Task: The records that follow are to be transcribed in full, without their images.

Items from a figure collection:
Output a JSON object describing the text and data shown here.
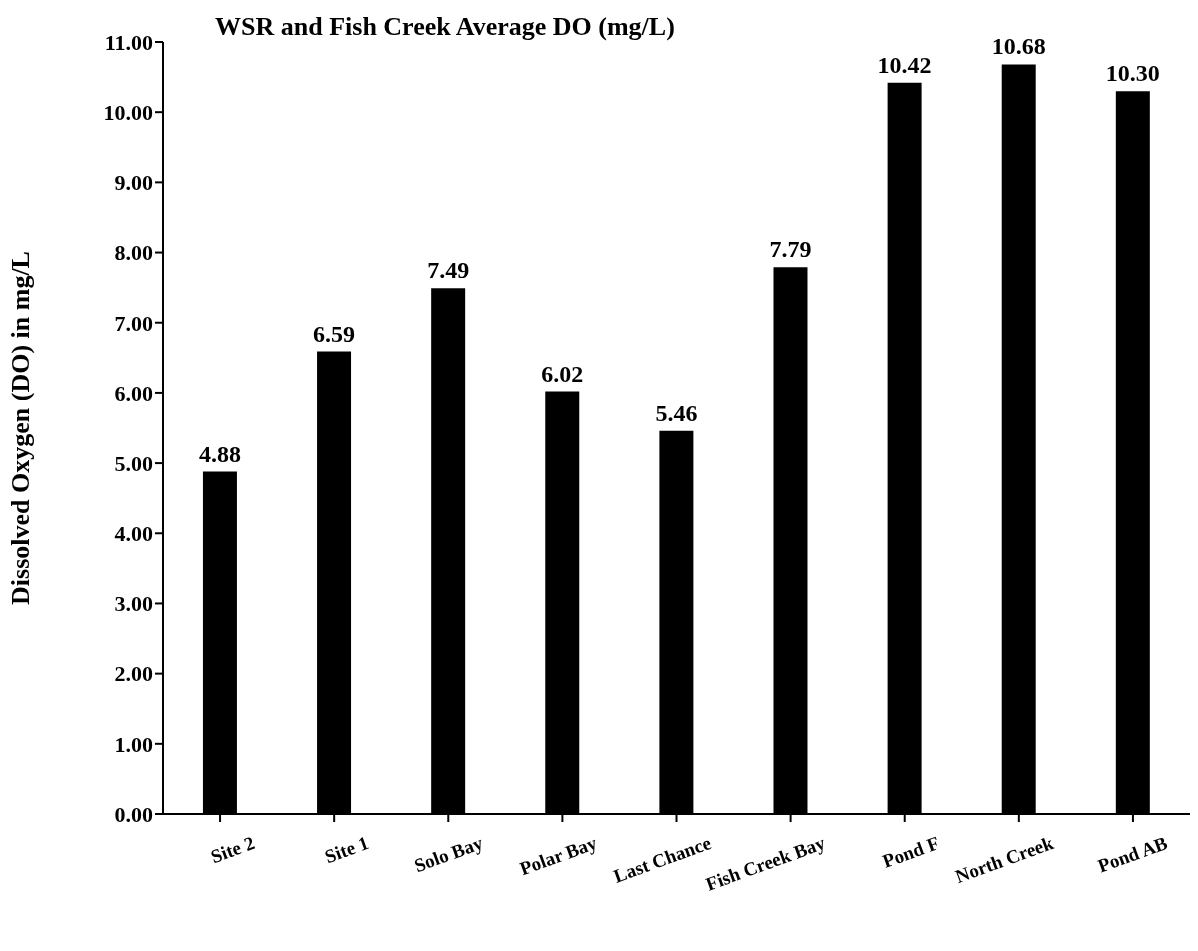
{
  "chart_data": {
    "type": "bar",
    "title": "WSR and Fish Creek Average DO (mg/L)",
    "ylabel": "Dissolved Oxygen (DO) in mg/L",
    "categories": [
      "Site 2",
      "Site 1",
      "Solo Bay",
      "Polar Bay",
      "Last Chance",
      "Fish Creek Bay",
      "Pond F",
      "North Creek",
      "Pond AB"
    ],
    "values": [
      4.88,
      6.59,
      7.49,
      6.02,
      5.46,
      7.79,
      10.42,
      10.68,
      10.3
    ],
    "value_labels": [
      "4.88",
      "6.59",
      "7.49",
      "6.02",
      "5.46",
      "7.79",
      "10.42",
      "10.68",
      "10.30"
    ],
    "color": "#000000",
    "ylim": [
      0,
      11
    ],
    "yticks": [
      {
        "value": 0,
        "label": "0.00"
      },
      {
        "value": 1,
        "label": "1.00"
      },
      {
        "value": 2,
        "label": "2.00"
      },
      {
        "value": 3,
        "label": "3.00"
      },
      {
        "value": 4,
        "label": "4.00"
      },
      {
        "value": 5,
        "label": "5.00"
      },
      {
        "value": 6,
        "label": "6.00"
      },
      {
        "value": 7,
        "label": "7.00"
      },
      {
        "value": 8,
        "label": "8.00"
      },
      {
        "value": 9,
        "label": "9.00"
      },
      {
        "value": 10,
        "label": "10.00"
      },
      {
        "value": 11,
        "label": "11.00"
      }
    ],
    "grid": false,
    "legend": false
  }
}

Final result:
Output a JSON object describing the text and data shown here.
{
  "chart_data": {
    "type": "bar",
    "title": "WSR and Fish Creek Average DO (mg/L)",
    "ylabel": "Dissolved Oxygen (DO) in mg/L",
    "categories": [
      "Site 2",
      "Site 1",
      "Solo Bay",
      "Polar Bay",
      "Last Chance",
      "Fish Creek Bay",
      "Pond F",
      "North Creek",
      "Pond AB"
    ],
    "values": [
      4.88,
      6.59,
      7.49,
      6.02,
      5.46,
      7.79,
      10.42,
      10.68,
      10.3
    ],
    "value_labels": [
      "4.88",
      "6.59",
      "7.49",
      "6.02",
      "5.46",
      "7.79",
      "10.42",
      "10.68",
      "10.30"
    ],
    "color": "#000000",
    "ylim": [
      0,
      11
    ],
    "yticks": [
      {
        "value": 0,
        "label": "0.00"
      },
      {
        "value": 1,
        "label": "1.00"
      },
      {
        "value": 2,
        "label": "2.00"
      },
      {
        "value": 3,
        "label": "3.00"
      },
      {
        "value": 4,
        "label": "4.00"
      },
      {
        "value": 5,
        "label": "5.00"
      },
      {
        "value": 6,
        "label": "6.00"
      },
      {
        "value": 7,
        "label": "7.00"
      },
      {
        "value": 8,
        "label": "8.00"
      },
      {
        "value": 9,
        "label": "9.00"
      },
      {
        "value": 10,
        "label": "10.00"
      },
      {
        "value": 11,
        "label": "11.00"
      }
    ],
    "grid": false,
    "legend": false
  }
}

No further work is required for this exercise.